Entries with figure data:
----------------

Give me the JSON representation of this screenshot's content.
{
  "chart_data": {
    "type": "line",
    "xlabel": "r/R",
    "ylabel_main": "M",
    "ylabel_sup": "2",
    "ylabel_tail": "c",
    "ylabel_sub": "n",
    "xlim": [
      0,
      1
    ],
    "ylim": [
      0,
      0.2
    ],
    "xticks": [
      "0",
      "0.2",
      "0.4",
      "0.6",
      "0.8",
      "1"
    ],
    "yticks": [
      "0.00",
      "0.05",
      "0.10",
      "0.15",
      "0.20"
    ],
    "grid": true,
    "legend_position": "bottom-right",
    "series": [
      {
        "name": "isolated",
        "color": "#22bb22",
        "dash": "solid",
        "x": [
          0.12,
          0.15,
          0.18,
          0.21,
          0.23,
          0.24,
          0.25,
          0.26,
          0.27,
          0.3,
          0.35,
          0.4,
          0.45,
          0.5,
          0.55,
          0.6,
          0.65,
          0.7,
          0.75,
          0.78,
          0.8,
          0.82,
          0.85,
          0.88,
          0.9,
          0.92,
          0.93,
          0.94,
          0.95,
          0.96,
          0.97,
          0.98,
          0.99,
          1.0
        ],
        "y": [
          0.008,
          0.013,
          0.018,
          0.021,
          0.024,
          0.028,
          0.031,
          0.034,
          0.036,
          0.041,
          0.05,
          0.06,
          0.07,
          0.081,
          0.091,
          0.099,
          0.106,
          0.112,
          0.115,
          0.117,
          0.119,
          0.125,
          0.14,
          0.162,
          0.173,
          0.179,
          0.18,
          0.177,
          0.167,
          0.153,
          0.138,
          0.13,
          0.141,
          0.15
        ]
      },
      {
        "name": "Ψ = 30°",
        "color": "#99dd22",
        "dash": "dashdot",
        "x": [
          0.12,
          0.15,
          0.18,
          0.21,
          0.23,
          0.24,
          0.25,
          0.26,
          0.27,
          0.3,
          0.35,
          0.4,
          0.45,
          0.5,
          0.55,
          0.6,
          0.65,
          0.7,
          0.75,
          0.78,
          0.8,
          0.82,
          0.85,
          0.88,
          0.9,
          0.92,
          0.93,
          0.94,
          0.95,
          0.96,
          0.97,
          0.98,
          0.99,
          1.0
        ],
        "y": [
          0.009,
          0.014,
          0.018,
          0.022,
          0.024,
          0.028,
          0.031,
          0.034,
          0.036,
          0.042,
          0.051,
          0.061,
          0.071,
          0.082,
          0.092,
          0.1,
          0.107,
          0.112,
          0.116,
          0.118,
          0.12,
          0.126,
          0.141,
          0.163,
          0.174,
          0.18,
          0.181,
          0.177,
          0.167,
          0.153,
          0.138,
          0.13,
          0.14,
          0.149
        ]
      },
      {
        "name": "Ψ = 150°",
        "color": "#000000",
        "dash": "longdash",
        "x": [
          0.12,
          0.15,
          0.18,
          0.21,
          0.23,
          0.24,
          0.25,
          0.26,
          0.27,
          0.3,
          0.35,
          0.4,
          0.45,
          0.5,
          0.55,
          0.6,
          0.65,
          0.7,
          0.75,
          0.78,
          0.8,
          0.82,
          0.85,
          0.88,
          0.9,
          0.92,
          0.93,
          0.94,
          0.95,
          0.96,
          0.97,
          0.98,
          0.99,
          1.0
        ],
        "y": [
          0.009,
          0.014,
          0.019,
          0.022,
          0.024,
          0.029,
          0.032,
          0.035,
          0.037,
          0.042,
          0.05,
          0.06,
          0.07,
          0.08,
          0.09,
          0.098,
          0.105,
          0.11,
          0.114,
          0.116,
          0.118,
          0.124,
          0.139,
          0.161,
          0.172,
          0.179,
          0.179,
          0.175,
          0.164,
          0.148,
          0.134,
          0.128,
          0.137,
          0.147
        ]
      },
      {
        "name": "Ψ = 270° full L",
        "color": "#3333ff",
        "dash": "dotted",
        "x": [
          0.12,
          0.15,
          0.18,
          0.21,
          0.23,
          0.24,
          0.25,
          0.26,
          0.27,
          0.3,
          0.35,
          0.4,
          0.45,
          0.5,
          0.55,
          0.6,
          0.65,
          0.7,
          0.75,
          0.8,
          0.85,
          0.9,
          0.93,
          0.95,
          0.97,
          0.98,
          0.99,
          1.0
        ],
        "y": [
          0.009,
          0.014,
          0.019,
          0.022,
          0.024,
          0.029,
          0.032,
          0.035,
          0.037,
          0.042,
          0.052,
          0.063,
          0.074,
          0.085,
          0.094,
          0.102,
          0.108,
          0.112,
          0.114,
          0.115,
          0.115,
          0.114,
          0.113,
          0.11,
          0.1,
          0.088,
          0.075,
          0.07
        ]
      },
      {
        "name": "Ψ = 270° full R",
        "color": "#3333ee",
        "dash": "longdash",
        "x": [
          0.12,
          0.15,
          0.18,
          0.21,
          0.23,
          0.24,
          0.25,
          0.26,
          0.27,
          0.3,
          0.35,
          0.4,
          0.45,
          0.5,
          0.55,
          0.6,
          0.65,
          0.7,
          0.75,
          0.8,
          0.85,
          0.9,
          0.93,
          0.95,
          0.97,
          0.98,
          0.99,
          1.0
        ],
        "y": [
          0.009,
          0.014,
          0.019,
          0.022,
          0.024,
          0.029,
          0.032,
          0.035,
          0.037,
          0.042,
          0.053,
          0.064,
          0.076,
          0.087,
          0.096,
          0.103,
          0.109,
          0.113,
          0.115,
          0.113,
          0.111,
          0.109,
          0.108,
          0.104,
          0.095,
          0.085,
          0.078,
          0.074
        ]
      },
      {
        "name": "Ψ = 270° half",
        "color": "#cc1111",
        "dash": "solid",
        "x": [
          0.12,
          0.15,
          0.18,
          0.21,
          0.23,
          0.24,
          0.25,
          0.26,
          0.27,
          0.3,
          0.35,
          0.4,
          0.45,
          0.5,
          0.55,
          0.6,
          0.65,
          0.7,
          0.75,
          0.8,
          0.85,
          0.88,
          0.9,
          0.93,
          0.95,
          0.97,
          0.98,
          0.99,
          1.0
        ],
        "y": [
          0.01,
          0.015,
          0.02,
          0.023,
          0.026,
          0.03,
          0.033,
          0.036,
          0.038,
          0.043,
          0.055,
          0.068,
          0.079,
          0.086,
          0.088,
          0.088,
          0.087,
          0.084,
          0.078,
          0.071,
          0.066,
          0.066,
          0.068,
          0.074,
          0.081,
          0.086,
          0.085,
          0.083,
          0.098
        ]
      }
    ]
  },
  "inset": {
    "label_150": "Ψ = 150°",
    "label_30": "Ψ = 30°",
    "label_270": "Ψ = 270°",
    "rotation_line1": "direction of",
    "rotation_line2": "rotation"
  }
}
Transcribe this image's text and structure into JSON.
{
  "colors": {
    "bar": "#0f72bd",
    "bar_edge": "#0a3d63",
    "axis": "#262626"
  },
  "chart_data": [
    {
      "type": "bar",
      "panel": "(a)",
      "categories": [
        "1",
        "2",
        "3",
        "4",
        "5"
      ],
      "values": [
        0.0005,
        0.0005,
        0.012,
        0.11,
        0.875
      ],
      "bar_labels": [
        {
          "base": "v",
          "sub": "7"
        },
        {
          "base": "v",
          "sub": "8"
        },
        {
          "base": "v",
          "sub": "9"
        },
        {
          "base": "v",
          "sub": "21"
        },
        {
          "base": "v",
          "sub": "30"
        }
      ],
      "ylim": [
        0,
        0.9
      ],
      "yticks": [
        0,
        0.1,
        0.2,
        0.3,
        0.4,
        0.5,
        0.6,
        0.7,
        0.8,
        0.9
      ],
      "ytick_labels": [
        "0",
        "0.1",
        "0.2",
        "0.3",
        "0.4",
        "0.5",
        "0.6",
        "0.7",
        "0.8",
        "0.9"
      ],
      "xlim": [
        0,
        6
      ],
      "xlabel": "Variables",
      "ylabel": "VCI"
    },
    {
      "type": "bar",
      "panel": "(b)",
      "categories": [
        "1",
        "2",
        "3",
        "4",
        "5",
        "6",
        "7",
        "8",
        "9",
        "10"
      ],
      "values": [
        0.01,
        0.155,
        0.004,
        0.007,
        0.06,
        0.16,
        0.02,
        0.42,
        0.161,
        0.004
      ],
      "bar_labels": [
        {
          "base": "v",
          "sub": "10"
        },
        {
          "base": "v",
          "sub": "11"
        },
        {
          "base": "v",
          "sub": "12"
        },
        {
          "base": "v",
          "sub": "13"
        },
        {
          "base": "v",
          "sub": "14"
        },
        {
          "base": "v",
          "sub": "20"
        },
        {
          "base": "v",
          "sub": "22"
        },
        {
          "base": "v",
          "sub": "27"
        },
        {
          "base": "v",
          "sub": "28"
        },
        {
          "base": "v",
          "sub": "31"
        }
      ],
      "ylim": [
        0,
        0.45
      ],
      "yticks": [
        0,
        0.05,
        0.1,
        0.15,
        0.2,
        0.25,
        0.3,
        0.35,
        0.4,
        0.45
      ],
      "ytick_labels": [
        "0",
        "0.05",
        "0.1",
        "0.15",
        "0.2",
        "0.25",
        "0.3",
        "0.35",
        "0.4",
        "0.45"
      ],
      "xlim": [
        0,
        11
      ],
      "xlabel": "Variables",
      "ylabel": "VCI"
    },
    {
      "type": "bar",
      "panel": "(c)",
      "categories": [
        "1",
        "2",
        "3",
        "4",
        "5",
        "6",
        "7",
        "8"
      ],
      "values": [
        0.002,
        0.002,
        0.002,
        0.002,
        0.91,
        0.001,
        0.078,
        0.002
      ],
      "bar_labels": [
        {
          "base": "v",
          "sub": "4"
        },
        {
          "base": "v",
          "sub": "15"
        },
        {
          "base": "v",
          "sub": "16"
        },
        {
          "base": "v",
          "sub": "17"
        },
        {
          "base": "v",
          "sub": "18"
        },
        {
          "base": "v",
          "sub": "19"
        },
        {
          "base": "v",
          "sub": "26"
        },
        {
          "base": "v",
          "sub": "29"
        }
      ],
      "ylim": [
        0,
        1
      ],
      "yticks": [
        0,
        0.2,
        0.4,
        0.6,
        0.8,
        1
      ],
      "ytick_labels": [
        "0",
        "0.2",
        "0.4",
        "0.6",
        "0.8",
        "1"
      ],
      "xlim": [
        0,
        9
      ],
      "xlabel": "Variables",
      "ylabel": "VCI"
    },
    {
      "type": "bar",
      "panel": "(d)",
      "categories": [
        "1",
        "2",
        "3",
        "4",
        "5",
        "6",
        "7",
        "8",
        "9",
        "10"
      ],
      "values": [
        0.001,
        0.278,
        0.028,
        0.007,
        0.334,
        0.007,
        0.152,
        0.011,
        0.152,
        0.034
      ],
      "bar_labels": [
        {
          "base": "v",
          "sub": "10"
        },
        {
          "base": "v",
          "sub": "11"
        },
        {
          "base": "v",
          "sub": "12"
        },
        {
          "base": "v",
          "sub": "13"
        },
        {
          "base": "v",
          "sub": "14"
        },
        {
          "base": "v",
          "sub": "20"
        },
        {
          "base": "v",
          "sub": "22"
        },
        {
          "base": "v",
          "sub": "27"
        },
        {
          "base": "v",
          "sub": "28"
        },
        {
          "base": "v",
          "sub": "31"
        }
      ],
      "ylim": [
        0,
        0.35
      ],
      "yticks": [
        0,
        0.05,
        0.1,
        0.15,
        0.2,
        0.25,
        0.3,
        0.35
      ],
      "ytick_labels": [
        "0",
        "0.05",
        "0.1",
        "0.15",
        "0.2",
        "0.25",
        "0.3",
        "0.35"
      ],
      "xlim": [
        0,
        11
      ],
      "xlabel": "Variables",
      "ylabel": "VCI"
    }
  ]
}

----------------

What to work on: Only lines that contain the word "this" are wanted; copy each of them.

Correct result:
Give me the JSON representation of this screenshot's content.
Transcribe this image's text and structure into JSON.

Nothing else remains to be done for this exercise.